## CHALLENGE
Show all lines of the listing that hold the word "limaille".

## GIVEN ENTRIES
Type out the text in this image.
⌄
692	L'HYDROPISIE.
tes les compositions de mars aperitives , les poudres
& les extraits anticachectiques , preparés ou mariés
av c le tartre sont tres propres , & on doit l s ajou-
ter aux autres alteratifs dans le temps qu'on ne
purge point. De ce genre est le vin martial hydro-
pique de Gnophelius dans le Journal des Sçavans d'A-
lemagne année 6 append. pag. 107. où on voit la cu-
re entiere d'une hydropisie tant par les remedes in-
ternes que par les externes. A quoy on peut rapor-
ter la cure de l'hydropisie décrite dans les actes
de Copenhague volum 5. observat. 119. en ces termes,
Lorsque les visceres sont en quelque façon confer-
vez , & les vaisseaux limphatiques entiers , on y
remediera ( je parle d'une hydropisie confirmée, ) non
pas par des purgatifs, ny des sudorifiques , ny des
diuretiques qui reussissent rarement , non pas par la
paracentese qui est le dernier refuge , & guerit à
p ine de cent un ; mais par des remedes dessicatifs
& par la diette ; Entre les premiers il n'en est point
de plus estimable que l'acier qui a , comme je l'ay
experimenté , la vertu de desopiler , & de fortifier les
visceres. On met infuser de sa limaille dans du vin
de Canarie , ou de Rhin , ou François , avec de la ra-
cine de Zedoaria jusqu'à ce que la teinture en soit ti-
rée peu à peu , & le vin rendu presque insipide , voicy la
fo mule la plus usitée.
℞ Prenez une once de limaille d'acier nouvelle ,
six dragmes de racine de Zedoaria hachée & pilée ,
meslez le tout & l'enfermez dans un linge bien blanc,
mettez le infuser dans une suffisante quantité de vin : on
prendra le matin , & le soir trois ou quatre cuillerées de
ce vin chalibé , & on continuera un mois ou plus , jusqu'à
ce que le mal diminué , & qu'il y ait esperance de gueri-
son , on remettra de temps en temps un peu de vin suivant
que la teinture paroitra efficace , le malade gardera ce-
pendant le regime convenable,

## RESPONSE BELOW
visceres. On met infuser de sa limaille dans du vin
℞ Prenez une once de limaille d'acier nouvelle ,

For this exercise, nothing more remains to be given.